* TASK DIRECTIONS
Edit the records below, replacing each "bar-segment" with "stacked-bar" and changing nothing else. Leave the pictures out of your answer.

** START OF SUPPLIED MATERIAL **

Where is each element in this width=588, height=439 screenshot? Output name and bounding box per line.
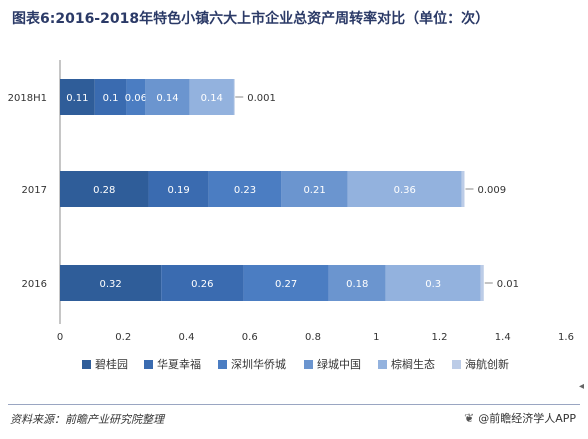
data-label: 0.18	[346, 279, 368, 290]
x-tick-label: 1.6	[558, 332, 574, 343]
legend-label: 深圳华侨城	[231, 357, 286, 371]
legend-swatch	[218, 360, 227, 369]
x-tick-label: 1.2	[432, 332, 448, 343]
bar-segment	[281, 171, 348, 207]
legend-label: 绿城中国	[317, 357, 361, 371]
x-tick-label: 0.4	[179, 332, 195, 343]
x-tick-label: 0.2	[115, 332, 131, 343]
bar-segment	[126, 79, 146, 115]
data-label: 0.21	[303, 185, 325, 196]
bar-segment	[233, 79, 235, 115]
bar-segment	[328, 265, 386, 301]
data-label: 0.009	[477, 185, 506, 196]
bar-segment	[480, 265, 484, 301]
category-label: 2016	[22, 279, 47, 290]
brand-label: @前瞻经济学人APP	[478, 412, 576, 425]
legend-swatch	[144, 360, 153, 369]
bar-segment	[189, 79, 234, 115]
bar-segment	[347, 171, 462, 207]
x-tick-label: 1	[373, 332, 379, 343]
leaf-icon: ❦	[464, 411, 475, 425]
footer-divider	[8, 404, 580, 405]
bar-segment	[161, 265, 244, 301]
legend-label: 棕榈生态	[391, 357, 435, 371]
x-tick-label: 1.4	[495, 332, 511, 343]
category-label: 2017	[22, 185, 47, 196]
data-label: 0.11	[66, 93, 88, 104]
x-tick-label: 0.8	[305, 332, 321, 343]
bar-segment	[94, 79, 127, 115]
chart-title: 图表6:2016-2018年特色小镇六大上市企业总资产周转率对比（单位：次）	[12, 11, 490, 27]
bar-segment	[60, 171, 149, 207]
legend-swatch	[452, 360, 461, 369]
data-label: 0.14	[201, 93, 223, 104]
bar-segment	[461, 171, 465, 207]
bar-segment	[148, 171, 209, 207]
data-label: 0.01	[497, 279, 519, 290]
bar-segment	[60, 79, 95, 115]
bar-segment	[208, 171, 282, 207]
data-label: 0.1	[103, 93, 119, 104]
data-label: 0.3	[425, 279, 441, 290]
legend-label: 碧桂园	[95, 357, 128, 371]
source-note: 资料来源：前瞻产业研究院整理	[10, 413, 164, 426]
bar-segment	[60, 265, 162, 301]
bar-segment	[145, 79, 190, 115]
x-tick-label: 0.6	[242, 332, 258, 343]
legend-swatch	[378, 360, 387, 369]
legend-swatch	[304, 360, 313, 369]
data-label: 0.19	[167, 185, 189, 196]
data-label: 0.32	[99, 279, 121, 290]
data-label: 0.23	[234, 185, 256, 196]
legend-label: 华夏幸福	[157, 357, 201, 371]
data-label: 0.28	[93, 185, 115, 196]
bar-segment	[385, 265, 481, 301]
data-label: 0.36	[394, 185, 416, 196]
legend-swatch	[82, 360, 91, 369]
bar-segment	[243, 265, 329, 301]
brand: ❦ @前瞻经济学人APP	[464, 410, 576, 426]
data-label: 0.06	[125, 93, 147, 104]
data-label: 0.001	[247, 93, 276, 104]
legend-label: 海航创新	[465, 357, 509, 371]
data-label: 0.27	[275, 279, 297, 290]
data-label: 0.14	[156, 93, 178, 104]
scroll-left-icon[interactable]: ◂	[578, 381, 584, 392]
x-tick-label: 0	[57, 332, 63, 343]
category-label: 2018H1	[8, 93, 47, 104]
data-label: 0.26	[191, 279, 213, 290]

** END OF SUPPLIED MATERIAL **

* OUTPUT FOR THIS EXERCISE
Where is each element in this width=588, height=439 screenshot? Output name and bounding box per line.
data-label: 0.18	[346, 279, 368, 290]
x-tick-label: 1.6	[558, 332, 574, 343]
legend-label: 深圳华侨城	[231, 357, 286, 371]
legend-swatch	[218, 360, 227, 369]
x-tick-label: 1.2	[432, 332, 448, 343]
stacked-bar	[281, 171, 348, 207]
legend-label: 绿城中国	[317, 357, 361, 371]
x-tick-label: 0.4	[179, 332, 195, 343]
x-tick-label: 0.2	[115, 332, 131, 343]
stacked-bar	[126, 79, 146, 115]
data-label: 0.21	[303, 185, 325, 196]
stacked-bar	[233, 79, 235, 115]
stacked-bar	[328, 265, 386, 301]
data-label: 0.009	[477, 185, 506, 196]
stacked-bar	[480, 265, 484, 301]
category-label: 2016	[22, 279, 47, 290]
brand-label: @前瞻经济学人APP	[478, 412, 576, 425]
legend-swatch	[144, 360, 153, 369]
stacked-bar	[189, 79, 234, 115]
stacked-bar	[347, 171, 462, 207]
x-tick-label: 1	[373, 332, 379, 343]
leaf-icon: ❦	[464, 411, 475, 425]
footer-divider	[8, 404, 580, 405]
stacked-bar	[161, 265, 244, 301]
legend-label: 棕榈生态	[391, 357, 435, 371]
x-tick-label: 1.4	[495, 332, 511, 343]
category-label: 2017	[22, 185, 47, 196]
data-label: 0.11	[66, 93, 88, 104]
x-tick-label: 0.8	[305, 332, 321, 343]
stacked-bar	[94, 79, 127, 115]
chart-title: 图表6:2016-2018年特色小镇六大上市企业总资产周转率对比（单位：次）	[12, 11, 490, 27]
stacked-bar	[60, 171, 149, 207]
legend-swatch	[452, 360, 461, 369]
data-label: 0.14	[201, 93, 223, 104]
stacked-bar	[461, 171, 465, 207]
stacked-bar	[148, 171, 209, 207]
data-label: 0.01	[497, 279, 519, 290]
stacked-bar	[60, 79, 95, 115]
stacked-bar	[208, 171, 282, 207]
data-label: 0.1	[103, 93, 119, 104]
data-label: 0.3	[425, 279, 441, 290]
legend-label: 碧桂园	[95, 357, 128, 371]
source-note: 资料来源：前瞻产业研究院整理	[10, 413, 164, 426]
stacked-bar	[60, 265, 162, 301]
stacked-bar	[145, 79, 190, 115]
x-tick-label: 0.6	[242, 332, 258, 343]
legend-swatch	[378, 360, 387, 369]
legend-swatch	[304, 360, 313, 369]
data-label: 0.19	[167, 185, 189, 196]
data-label: 0.32	[99, 279, 121, 290]
data-label: 0.23	[234, 185, 256, 196]
legend-label: 华夏幸福	[157, 357, 201, 371]
data-label: 0.28	[93, 185, 115, 196]
stacked-bar	[385, 265, 481, 301]
data-label: 0.36	[394, 185, 416, 196]
legend-swatch	[82, 360, 91, 369]
stacked-bar	[243, 265, 329, 301]
brand: ❦ @前瞻经济学人APP	[464, 410, 576, 426]
data-label: 0.06	[125, 93, 147, 104]
data-label: 0.001	[247, 93, 276, 104]
legend-label: 海航创新	[465, 357, 509, 371]
data-label: 0.27	[275, 279, 297, 290]
data-label: 0.14	[156, 93, 178, 104]
scroll-left-icon[interactable]: ◂	[578, 381, 584, 392]
x-tick-label: 0	[57, 332, 63, 343]
category-label: 2018H1	[8, 93, 47, 104]
data-label: 0.26	[191, 279, 213, 290]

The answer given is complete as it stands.